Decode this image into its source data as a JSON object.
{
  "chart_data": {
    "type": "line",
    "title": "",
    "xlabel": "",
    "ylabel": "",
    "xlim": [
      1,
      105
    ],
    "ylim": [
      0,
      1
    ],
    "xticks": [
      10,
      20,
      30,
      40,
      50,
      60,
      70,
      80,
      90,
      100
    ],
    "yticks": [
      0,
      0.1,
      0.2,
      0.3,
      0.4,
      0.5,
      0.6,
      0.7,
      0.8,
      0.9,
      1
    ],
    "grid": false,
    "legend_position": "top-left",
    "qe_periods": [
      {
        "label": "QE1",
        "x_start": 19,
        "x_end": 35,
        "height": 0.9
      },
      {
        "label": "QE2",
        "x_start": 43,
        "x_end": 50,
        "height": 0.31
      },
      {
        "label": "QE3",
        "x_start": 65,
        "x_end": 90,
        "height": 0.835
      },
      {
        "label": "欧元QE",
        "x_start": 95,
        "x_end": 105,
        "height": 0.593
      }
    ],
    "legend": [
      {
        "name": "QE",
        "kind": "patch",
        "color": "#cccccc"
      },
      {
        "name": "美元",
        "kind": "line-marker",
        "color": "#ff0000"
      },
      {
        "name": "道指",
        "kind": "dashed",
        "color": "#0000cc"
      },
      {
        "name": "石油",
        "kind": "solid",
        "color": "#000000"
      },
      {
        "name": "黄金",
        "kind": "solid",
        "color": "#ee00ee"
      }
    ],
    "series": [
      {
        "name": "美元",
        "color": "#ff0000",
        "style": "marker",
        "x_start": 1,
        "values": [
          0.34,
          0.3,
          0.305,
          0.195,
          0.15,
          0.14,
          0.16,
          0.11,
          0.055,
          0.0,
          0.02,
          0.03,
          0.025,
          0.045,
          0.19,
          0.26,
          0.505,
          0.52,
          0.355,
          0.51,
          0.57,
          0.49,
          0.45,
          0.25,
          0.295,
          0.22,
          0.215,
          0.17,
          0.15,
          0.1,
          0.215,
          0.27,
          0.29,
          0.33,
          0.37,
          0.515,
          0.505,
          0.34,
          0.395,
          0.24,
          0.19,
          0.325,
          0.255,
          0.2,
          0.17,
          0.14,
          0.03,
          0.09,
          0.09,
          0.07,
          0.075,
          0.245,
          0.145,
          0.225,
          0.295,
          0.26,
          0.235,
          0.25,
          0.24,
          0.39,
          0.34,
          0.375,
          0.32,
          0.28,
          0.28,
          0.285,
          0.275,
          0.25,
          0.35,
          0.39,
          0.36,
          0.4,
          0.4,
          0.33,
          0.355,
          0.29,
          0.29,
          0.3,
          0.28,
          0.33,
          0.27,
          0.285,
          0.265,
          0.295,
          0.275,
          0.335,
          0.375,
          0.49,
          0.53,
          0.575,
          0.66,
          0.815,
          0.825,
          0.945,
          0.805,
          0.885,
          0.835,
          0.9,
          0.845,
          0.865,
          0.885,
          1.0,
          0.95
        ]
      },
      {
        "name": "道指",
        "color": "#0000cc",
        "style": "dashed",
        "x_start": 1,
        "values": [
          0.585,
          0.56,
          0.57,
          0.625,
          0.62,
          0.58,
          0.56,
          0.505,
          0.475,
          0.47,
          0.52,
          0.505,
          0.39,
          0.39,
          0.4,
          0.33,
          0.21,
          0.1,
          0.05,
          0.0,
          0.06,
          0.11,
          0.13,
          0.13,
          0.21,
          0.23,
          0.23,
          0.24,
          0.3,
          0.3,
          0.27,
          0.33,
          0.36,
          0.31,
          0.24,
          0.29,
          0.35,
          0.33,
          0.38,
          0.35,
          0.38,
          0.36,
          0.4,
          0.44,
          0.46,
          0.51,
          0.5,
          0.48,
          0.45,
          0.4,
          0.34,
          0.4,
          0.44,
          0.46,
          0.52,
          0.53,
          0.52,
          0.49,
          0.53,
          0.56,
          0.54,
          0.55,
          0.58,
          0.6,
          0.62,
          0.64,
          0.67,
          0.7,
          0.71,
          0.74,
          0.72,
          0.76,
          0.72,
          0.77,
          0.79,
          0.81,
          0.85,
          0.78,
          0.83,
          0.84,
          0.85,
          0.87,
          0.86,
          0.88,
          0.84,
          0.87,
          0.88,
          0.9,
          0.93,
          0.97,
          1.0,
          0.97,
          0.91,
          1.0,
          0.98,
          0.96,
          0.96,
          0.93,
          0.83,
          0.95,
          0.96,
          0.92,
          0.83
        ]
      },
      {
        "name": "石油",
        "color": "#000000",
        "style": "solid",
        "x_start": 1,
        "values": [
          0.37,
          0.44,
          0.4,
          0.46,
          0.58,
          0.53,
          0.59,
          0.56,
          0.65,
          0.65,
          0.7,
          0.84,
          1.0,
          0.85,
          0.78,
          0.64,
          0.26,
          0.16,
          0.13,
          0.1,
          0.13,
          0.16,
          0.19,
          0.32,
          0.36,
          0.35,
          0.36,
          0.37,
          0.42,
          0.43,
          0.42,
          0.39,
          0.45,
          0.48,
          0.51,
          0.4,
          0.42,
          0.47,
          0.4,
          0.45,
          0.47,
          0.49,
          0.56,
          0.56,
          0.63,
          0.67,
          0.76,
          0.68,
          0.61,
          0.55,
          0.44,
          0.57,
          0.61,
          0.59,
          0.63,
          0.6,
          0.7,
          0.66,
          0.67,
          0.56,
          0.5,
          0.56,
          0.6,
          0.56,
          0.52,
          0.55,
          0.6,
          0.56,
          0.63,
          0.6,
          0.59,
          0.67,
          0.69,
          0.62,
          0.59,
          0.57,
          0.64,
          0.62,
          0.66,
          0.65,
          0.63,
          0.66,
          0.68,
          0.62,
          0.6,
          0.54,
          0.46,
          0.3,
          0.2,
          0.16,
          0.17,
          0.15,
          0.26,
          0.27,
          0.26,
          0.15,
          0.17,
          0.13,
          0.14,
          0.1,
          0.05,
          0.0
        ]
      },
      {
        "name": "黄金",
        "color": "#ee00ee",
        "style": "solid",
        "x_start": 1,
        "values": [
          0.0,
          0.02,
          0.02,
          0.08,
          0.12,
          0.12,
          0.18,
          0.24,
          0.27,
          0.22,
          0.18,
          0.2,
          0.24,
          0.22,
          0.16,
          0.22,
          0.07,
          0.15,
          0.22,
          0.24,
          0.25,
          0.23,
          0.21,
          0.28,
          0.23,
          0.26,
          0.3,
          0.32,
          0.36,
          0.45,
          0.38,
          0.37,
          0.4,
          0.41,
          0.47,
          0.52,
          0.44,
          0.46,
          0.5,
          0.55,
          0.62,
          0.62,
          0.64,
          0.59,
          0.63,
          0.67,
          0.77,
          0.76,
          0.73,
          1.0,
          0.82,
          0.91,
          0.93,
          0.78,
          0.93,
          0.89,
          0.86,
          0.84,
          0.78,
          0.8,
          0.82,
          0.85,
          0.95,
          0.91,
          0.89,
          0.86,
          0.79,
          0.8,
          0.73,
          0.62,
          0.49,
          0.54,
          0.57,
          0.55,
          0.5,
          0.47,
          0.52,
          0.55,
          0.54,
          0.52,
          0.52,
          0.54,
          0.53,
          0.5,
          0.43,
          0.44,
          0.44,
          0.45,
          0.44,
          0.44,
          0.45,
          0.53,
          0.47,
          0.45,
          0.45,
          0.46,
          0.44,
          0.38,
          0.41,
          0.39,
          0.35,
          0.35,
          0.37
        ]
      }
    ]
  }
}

====================

_INSTRUCTION_
Every entry in the listing must be retyped exactly.

_WORKED SOLUTION_
Decode this image into its source data as a JSON object.
{
  "chart_data": {
    "type": "line",
    "title": "",
    "xlabel": "",
    "ylabel": "",
    "xlim": [
      1,
      105
    ],
    "ylim": [
      0,
      1
    ],
    "xticks": [
      10,
      20,
      30,
      40,
      50,
      60,
      70,
      80,
      90,
      100
    ],
    "yticks": [
      0,
      0.1,
      0.2,
      0.3,
      0.4,
      0.5,
      0.6,
      0.7,
      0.8,
      0.9,
      1
    ],
    "grid": false,
    "legend_position": "top-left",
    "qe_periods": [
      {
        "label": "QE1",
        "x_start": 19,
        "x_end": 35,
        "height": 0.9
      },
      {
        "label": "QE2",
        "x_start": 43,
        "x_end": 50,
        "height": 0.31
      },
      {
        "label": "QE3",
        "x_start": 65,
        "x_end": 90,
        "height": 0.835
      },
      {
        "label": "欧元QE",
        "x_start": 95,
        "x_end": 105,
        "height": 0.593
      }
    ],
    "legend": [
      {
        "name": "QE",
        "kind": "patch",
        "color": "#cccccc"
      },
      {
        "name": "美元",
        "kind": "line-marker",
        "color": "#ff0000"
      },
      {
        "name": "道指",
        "kind": "dashed",
        "color": "#0000cc"
      },
      {
        "name": "石油",
        "kind": "solid",
        "color": "#000000"
      },
      {
        "name": "黄金",
        "kind": "solid",
        "color": "#ee00ee"
      }
    ],
    "series": [
      {
        "name": "美元",
        "color": "#ff0000",
        "style": "marker",
        "x_start": 1,
        "values": [
          0.34,
          0.3,
          0.305,
          0.195,
          0.15,
          0.14,
          0.16,
          0.11,
          0.055,
          0.0,
          0.02,
          0.03,
          0.025,
          0.045,
          0.19,
          0.26,
          0.505,
          0.52,
          0.355,
          0.51,
          0.57,
          0.49,
          0.45,
          0.25,
          0.295,
          0.22,
          0.215,
          0.17,
          0.15,
          0.1,
          0.215,
          0.27,
          0.29,
          0.33,
          0.37,
          0.515,
          0.505,
          0.34,
          0.395,
          0.24,
          0.19,
          0.325,
          0.255,
          0.2,
          0.17,
          0.14,
          0.03,
          0.09,
          0.09,
          0.07,
          0.075,
          0.245,
          0.145,
          0.225,
          0.295,
          0.26,
          0.235,
          0.25,
          0.24,
          0.39,
          0.34,
          0.375,
          0.32,
          0.28,
          0.28,
          0.285,
          0.275,
          0.25,
          0.35,
          0.39,
          0.36,
          0.4,
          0.4,
          0.33,
          0.355,
          0.29,
          0.29,
          0.3,
          0.28,
          0.33,
          0.27,
          0.285,
          0.265,
          0.295,
          0.275,
          0.335,
          0.375,
          0.49,
          0.53,
          0.575,
          0.66,
          0.815,
          0.825,
          0.945,
          0.805,
          0.885,
          0.835,
          0.9,
          0.845,
          0.865,
          0.885,
          1.0,
          0.95
        ]
      },
      {
        "name": "道指",
        "color": "#0000cc",
        "style": "dashed",
        "x_start": 1,
        "values": [
          0.585,
          0.56,
          0.57,
          0.625,
          0.62,
          0.58,
          0.56,
          0.505,
          0.475,
          0.47,
          0.52,
          0.505,
          0.39,
          0.39,
          0.4,
          0.33,
          0.21,
          0.1,
          0.05,
          0.0,
          0.06,
          0.11,
          0.13,
          0.13,
          0.21,
          0.23,
          0.23,
          0.24,
          0.3,
          0.3,
          0.27,
          0.33,
          0.36,
          0.31,
          0.24,
          0.29,
          0.35,
          0.33,
          0.38,
          0.35,
          0.38,
          0.36,
          0.4,
          0.44,
          0.46,
          0.51,
          0.5,
          0.48,
          0.45,
          0.4,
          0.34,
          0.4,
          0.44,
          0.46,
          0.52,
          0.53,
          0.52,
          0.49,
          0.53,
          0.56,
          0.54,
          0.55,
          0.58,
          0.6,
          0.62,
          0.64,
          0.67,
          0.7,
          0.71,
          0.74,
          0.72,
          0.76,
          0.72,
          0.77,
          0.79,
          0.81,
          0.85,
          0.78,
          0.83,
          0.84,
          0.85,
          0.87,
          0.86,
          0.88,
          0.84,
          0.87,
          0.88,
          0.9,
          0.93,
          0.97,
          1.0,
          0.97,
          0.91,
          1.0,
          0.98,
          0.96,
          0.96,
          0.93,
          0.83,
          0.95,
          0.96,
          0.92,
          0.83
        ]
      },
      {
        "name": "石油",
        "color": "#000000",
        "style": "solid",
        "x_start": 1,
        "values": [
          0.37,
          0.44,
          0.4,
          0.46,
          0.58,
          0.53,
          0.59,
          0.56,
          0.65,
          0.65,
          0.7,
          0.84,
          1.0,
          0.85,
          0.78,
          0.64,
          0.26,
          0.16,
          0.13,
          0.1,
          0.13,
          0.16,
          0.19,
          0.32,
          0.36,
          0.35,
          0.36,
          0.37,
          0.42,
          0.43,
          0.42,
          0.39,
          0.45,
          0.48,
          0.51,
          0.4,
          0.42,
          0.47,
          0.4,
          0.45,
          0.47,
          0.49,
          0.56,
          0.56,
          0.63,
          0.67,
          0.76,
          0.68,
          0.61,
          0.55,
          0.44,
          0.57,
          0.61,
          0.59,
          0.63,
          0.6,
          0.7,
          0.66,
          0.67,
          0.56,
          0.5,
          0.56,
          0.6,
          0.56,
          0.52,
          0.55,
          0.6,
          0.56,
          0.63,
          0.6,
          0.59,
          0.67,
          0.69,
          0.62,
          0.59,
          0.57,
          0.64,
          0.62,
          0.66,
          0.65,
          0.63,
          0.66,
          0.68,
          0.62,
          0.6,
          0.54,
          0.46,
          0.3,
          0.2,
          0.16,
          0.17,
          0.15,
          0.26,
          0.27,
          0.26,
          0.15,
          0.17,
          0.13,
          0.14,
          0.1,
          0.05,
          0.0
        ]
      },
      {
        "name": "黄金",
        "color": "#ee00ee",
        "style": "solid",
        "x_start": 1,
        "values": [
          0.0,
          0.02,
          0.02,
          0.08,
          0.12,
          0.12,
          0.18,
          0.24,
          0.27,
          0.22,
          0.18,
          0.2,
          0.24,
          0.22,
          0.16,
          0.22,
          0.07,
          0.15,
          0.22,
          0.24,
          0.25,
          0.23,
          0.21,
          0.28,
          0.23,
          0.26,
          0.3,
          0.32,
          0.36,
          0.45,
          0.38,
          0.37,
          0.4,
          0.41,
          0.47,
          0.52,
          0.44,
          0.46,
          0.5,
          0.55,
          0.62,
          0.62,
          0.64,
          0.59,
          0.63,
          0.67,
          0.77,
          0.76,
          0.73,
          1.0,
          0.82,
          0.91,
          0.93,
          0.78,
          0.93,
          0.89,
          0.86,
          0.84,
          0.78,
          0.8,
          0.82,
          0.85,
          0.95,
          0.91,
          0.89,
          0.86,
          0.79,
          0.8,
          0.73,
          0.62,
          0.49,
          0.54,
          0.57,
          0.55,
          0.5,
          0.47,
          0.52,
          0.55,
          0.54,
          0.52,
          0.52,
          0.54,
          0.53,
          0.5,
          0.43,
          0.44,
          0.44,
          0.45,
          0.44,
          0.44,
          0.45,
          0.53,
          0.47,
          0.45,
          0.45,
          0.46,
          0.44,
          0.38,
          0.41,
          0.39,
          0.35,
          0.35,
          0.37
        ]
      }
    ]
  }
}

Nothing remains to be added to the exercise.